Goal:
State how many lines of the entries hold the string "December", and nothing more.

Working data:
** start **
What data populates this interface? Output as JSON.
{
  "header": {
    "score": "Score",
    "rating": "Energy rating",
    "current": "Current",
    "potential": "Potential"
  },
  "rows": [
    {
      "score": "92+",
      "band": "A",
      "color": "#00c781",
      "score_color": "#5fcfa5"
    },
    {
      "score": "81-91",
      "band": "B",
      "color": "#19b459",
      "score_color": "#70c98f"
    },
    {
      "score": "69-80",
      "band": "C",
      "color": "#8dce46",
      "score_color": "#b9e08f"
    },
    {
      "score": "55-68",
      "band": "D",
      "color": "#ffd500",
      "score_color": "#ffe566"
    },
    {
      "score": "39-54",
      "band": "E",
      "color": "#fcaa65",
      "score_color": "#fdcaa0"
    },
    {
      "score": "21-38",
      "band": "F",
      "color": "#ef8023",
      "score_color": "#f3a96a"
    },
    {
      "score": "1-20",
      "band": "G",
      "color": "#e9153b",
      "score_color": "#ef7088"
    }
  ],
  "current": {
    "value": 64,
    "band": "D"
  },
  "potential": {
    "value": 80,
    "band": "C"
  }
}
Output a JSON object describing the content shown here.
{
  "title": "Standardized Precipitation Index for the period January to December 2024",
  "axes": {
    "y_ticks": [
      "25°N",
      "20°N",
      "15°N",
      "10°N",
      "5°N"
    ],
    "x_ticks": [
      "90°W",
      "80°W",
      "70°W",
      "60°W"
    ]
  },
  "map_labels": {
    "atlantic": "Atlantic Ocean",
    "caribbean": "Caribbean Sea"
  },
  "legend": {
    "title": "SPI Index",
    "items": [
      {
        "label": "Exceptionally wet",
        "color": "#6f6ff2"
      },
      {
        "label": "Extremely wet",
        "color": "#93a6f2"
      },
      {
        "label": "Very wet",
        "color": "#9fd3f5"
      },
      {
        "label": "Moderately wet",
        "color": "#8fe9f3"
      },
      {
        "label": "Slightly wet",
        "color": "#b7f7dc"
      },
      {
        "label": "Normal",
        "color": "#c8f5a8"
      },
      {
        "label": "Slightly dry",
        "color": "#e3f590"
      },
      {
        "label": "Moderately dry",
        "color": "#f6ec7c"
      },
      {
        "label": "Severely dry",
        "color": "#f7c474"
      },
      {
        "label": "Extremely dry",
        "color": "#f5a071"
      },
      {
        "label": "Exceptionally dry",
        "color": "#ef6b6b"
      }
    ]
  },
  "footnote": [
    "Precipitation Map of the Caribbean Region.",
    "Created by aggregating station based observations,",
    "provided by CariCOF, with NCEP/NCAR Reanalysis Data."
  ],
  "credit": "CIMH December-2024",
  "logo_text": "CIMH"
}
** end **
Result of this task:
2